RECORD EXCERPTS ▸
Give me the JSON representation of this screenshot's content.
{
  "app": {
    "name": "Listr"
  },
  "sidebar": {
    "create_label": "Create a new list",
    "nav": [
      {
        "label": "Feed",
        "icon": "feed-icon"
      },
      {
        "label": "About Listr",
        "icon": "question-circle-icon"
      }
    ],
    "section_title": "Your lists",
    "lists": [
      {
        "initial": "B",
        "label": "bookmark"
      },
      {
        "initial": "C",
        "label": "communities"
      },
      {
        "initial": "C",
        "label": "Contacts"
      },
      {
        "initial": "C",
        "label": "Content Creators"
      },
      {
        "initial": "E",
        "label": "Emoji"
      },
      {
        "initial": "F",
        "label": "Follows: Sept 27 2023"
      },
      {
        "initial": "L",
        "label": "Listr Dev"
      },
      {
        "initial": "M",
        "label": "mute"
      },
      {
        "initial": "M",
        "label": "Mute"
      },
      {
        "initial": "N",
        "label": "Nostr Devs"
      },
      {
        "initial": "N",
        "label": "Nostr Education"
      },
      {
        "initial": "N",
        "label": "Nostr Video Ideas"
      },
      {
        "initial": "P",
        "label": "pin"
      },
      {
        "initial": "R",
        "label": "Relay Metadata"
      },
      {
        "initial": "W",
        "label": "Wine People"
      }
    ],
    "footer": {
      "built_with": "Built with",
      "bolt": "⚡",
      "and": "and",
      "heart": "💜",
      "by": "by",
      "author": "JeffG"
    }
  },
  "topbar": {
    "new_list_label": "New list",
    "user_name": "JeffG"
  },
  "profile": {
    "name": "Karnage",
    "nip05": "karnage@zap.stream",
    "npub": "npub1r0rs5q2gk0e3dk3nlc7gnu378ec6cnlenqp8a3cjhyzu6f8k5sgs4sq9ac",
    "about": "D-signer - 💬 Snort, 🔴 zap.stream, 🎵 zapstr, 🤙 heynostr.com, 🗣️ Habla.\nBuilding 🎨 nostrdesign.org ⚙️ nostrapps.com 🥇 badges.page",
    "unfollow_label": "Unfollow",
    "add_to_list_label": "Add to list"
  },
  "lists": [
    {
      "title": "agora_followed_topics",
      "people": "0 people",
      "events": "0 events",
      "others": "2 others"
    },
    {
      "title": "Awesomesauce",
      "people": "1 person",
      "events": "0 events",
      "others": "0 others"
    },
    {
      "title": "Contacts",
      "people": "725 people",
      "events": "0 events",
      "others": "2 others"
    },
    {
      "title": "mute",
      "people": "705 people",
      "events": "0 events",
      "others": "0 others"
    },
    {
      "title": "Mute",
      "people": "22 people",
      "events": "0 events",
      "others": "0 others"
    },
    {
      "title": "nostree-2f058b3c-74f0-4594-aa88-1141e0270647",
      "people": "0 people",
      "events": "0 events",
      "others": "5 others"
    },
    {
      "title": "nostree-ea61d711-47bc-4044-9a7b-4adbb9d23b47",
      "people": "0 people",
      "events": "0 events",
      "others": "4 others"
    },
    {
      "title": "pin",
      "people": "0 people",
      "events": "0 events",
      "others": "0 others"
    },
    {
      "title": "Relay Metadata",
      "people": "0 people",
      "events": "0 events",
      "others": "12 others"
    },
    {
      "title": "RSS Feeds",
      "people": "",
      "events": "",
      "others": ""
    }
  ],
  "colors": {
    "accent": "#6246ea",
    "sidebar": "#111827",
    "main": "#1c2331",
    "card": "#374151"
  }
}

AIM OF THE EXERCISE ▸ Each record above must be given again exactly.

EXERCISE RESULT ▸
Give me the JSON representation of this screenshot's content.
{
  "app": {
    "name": "Listr"
  },
  "sidebar": {
    "create_label": "Create a new list",
    "nav": [
      {
        "label": "Feed",
        "icon": "feed-icon"
      },
      {
        "label": "About Listr",
        "icon": "question-circle-icon"
      }
    ],
    "section_title": "Your lists",
    "lists": [
      {
        "initial": "B",
        "label": "bookmark"
      },
      {
        "initial": "C",
        "label": "communities"
      },
      {
        "initial": "C",
        "label": "Contacts"
      },
      {
        "initial": "C",
        "label": "Content Creators"
      },
      {
        "initial": "E",
        "label": "Emoji"
      },
      {
        "initial": "F",
        "label": "Follows: Sept 27 2023"
      },
      {
        "initial": "L",
        "label": "Listr Dev"
      },
      {
        "initial": "M",
        "label": "mute"
      },
      {
        "initial": "M",
        "label": "Mute"
      },
      {
        "initial": "N",
        "label": "Nostr Devs"
      },
      {
        "initial": "N",
        "label": "Nostr Education"
      },
      {
        "initial": "N",
        "label": "Nostr Video Ideas"
      },
      {
        "initial": "P",
        "label": "pin"
      },
      {
        "initial": "R",
        "label": "Relay Metadata"
      },
      {
        "initial": "W",
        "label": "Wine People"
      }
    ],
    "footer": {
      "built_with": "Built with",
      "bolt": "⚡",
      "and": "and",
      "heart": "💜",
      "by": "by",
      "author": "JeffG"
    }
  },
  "topbar": {
    "new_list_label": "New list",
    "user_name": "JeffG"
  },
  "profile": {
    "name": "Karnage",
    "nip05": "karnage@zap.stream",
    "npub": "npub1r0rs5q2gk0e3dk3nlc7gnu378ec6cnlenqp8a3cjhyzu6f8k5sgs4sq9ac",
    "about": "D-signer - 💬 Snort, 🔴 zap.stream, 🎵 zapstr, 🤙 heynostr.com, 🗣️ Habla.\nBuilding 🎨 nostrdesign.org ⚙️ nostrapps.com 🥇 badges.page",
    "unfollow_label": "Unfollow",
    "add_to_list_label": "Add to list"
  },
  "lists": [
    {
      "title": "agora_followed_topics",
      "people": "0 people",
      "events": "0 events",
      "others": "2 others"
    },
    {
      "title": "Awesomesauce",
      "people": "1 person",
      "events": "0 events",
      "others": "0 others"
    },
    {
      "title": "Contacts",
      "people": "725 people",
      "events": "0 events",
      "others": "2 others"
    },
    {
      "title": "mute",
      "people": "705 people",
      "events": "0 events",
      "others": "0 others"
    },
    {
      "title": "Mute",
      "people": "22 people",
      "events": "0 events",
      "others": "0 others"
    },
    {
      "title": "nostree-2f058b3c-74f0-4594-aa88-1141e0270647",
      "people": "0 people",
      "events": "0 events",
      "others": "5 others"
    },
    {
      "title": "nostree-ea61d711-47bc-4044-9a7b-4adbb9d23b47",
      "people": "0 people",
      "events": "0 events",
      "others": "4 others"
    },
    {
      "title": "pin",
      "people": "0 people",
      "events": "0 events",
      "others": "0 others"
    },
    {
      "title": "Relay Metadata",
      "people": "0 people",
      "events": "0 events",
      "others": "12 others"
    },
    {
      "title": "RSS Feeds",
      "people": "",
      "events": "",
      "others": ""
    }
  ],
  "colors": {
    "accent": "#6246ea",
    "sidebar": "#111827",
    "main": "#1c2331",
    "card": "#374151"
  }
}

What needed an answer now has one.